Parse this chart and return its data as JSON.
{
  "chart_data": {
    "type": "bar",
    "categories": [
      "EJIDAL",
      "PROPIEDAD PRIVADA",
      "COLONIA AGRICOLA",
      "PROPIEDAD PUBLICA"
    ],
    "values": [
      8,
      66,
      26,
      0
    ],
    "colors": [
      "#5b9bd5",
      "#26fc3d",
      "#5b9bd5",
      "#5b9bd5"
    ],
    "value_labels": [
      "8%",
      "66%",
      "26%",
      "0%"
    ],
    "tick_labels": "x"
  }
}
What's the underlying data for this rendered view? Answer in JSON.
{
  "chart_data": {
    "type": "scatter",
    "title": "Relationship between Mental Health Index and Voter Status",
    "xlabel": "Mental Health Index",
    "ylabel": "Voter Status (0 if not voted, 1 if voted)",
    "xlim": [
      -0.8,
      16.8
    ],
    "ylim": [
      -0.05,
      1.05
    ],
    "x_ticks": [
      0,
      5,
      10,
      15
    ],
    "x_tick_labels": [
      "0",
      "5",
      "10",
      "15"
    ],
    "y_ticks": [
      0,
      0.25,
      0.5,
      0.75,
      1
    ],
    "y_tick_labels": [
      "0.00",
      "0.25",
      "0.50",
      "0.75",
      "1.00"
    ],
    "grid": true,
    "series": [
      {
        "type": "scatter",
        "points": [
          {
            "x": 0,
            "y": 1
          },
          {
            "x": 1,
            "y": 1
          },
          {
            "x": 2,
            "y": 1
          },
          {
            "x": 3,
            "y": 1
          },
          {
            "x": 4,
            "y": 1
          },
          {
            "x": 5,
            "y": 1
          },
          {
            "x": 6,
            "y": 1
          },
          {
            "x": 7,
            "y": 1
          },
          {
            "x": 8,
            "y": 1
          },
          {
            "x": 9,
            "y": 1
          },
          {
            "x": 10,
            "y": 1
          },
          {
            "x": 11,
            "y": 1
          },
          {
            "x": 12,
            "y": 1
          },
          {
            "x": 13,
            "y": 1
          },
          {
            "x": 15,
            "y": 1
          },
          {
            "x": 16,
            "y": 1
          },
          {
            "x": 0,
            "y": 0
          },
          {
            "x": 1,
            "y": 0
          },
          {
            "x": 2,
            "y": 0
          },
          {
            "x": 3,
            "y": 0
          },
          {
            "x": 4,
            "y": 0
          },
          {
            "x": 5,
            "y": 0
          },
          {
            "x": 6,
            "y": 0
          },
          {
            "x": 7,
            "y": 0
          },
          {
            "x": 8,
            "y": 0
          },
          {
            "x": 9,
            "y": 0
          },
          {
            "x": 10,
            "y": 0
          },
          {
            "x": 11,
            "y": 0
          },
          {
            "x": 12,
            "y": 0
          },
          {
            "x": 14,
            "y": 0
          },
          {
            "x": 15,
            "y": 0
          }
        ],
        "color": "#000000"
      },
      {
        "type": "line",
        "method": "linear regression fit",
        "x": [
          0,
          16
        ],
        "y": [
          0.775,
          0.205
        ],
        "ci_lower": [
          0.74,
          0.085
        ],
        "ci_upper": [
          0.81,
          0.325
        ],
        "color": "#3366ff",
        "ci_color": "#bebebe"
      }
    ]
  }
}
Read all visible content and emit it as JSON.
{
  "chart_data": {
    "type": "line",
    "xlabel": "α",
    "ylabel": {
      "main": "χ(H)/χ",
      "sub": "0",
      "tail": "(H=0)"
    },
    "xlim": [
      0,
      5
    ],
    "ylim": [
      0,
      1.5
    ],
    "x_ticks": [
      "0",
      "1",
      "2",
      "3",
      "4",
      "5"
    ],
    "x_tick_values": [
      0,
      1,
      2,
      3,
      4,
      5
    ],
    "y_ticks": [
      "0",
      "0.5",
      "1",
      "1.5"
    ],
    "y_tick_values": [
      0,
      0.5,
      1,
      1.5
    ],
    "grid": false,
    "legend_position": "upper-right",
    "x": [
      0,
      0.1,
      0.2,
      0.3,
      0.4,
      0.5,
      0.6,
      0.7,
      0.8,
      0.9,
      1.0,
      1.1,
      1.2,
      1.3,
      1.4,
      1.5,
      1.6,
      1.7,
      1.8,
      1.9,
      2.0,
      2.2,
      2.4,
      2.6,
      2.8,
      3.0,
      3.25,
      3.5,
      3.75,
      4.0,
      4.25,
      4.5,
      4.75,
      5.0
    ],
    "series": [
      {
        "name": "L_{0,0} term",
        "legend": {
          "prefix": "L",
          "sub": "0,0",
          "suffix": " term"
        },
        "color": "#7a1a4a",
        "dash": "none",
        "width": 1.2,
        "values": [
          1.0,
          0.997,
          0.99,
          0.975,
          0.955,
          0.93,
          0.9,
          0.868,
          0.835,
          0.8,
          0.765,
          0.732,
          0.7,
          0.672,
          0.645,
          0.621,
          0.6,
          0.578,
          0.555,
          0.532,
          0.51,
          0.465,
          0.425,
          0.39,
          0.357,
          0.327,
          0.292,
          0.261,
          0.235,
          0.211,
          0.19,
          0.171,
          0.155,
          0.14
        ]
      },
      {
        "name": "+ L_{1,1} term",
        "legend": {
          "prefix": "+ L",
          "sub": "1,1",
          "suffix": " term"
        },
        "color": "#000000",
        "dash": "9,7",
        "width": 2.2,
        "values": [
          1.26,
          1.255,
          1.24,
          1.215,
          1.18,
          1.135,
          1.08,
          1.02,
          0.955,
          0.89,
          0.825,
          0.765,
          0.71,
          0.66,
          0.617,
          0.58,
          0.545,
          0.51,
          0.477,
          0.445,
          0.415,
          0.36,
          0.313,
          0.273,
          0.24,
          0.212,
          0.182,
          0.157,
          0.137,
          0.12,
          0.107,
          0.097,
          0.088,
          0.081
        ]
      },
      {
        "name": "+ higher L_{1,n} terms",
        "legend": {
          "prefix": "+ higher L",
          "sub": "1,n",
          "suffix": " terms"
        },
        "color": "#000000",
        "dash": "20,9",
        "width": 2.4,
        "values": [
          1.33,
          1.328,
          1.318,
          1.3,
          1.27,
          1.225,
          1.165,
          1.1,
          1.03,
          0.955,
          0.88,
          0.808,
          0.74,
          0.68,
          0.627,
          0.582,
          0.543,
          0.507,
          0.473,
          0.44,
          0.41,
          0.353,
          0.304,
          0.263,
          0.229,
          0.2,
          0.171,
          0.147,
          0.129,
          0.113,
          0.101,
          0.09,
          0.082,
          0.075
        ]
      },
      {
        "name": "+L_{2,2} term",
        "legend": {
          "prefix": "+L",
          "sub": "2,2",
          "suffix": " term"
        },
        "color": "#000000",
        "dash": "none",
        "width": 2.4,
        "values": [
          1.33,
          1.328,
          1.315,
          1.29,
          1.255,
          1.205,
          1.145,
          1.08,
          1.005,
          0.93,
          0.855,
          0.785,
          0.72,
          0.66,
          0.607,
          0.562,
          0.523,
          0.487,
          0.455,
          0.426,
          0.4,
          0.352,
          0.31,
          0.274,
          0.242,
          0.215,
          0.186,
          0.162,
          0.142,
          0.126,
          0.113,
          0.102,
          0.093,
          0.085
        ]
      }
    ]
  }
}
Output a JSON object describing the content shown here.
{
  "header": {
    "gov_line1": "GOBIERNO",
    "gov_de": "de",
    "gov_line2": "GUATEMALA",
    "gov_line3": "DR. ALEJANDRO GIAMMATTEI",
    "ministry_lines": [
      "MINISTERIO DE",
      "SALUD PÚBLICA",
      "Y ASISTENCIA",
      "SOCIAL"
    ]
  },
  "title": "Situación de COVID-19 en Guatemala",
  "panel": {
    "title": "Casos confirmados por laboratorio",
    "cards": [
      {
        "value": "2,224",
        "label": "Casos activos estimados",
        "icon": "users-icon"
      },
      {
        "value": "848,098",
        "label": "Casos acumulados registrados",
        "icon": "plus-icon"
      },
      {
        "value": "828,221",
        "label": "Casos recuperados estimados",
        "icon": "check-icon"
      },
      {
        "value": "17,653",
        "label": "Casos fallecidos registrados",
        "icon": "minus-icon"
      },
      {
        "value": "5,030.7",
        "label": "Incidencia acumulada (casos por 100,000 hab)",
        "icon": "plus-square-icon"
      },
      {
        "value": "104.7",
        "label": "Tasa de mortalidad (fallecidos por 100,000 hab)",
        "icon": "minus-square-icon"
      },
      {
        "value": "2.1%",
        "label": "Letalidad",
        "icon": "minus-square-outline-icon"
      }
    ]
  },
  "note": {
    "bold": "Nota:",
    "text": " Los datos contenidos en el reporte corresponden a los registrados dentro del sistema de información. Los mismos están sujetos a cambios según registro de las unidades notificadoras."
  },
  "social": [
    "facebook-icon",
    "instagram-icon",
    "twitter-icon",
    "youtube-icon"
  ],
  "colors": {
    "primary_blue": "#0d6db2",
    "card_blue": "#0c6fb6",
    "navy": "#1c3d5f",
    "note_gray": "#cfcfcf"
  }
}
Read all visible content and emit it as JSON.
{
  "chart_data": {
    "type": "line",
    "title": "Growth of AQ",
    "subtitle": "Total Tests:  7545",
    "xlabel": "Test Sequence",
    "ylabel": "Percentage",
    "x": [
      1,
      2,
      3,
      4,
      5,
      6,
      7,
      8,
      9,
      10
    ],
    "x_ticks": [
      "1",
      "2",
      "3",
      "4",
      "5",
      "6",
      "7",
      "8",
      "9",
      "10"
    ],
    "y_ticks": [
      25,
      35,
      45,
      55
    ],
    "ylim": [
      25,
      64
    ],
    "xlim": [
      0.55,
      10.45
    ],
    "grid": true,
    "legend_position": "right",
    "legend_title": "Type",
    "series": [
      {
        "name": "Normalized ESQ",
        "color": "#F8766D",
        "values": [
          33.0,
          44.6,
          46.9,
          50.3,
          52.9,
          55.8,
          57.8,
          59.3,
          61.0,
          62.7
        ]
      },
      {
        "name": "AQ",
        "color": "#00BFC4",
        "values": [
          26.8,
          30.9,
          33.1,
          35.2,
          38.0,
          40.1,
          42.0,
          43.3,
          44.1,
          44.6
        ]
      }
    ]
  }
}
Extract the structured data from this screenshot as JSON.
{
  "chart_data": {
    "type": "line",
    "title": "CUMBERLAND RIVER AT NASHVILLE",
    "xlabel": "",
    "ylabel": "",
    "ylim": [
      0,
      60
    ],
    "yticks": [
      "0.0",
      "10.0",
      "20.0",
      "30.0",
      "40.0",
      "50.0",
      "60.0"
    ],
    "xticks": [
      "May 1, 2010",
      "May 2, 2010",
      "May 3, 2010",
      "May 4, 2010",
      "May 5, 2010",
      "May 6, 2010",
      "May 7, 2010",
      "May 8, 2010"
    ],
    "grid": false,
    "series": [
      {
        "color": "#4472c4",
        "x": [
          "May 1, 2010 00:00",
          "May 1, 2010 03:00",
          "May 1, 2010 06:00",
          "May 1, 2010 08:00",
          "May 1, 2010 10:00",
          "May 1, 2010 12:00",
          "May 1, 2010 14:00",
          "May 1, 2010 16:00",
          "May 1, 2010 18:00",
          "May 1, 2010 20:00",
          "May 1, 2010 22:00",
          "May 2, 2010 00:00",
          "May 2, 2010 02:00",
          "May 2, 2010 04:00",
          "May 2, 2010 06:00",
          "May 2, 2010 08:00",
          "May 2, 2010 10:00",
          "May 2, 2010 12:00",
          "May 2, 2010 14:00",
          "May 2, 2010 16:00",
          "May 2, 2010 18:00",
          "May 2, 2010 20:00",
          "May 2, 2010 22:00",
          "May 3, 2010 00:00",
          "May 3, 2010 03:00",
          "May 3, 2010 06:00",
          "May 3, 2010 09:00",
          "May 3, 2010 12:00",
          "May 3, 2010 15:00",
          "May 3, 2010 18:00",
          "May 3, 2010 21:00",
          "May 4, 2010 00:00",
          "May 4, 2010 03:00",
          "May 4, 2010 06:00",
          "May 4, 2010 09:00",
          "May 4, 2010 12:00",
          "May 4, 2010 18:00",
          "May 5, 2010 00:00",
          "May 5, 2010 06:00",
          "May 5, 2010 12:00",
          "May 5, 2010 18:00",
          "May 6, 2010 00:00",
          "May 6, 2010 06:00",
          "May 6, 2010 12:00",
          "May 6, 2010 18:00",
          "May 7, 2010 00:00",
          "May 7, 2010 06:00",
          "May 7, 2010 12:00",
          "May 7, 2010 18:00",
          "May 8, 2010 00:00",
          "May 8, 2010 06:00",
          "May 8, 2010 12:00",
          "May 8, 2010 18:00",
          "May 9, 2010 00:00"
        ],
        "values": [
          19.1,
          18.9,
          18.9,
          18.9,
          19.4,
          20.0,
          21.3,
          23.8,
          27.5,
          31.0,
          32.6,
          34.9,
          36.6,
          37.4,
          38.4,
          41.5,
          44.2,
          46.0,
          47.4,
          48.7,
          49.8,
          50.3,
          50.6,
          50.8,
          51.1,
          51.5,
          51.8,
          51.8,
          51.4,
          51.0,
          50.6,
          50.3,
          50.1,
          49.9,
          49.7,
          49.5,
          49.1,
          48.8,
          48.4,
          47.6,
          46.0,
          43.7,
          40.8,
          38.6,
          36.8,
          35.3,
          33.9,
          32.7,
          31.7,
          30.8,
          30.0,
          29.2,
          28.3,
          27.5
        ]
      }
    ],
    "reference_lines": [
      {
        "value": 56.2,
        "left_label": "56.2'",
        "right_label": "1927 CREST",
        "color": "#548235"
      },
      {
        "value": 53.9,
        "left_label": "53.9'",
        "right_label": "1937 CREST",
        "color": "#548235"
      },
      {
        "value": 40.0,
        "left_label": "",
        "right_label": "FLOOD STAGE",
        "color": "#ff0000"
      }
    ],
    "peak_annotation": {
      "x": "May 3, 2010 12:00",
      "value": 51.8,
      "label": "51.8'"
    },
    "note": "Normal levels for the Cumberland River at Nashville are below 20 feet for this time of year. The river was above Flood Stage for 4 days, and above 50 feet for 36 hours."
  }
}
━━━━━━━━
Stated problem
In the entries above, find each line with the word "this" and show it.

Exercise result
Parse this chart and return its data as JSON.
What's the underlying data for this rendered view? Answer in JSON.
Extract the structured data from this screenshot as JSON.
    "note": "Normal levels for the Cumberland River at Nashville are below 20 feet for this time of year. The river was above Flood Stage for 4 days, and above 50 feet for 36 hours."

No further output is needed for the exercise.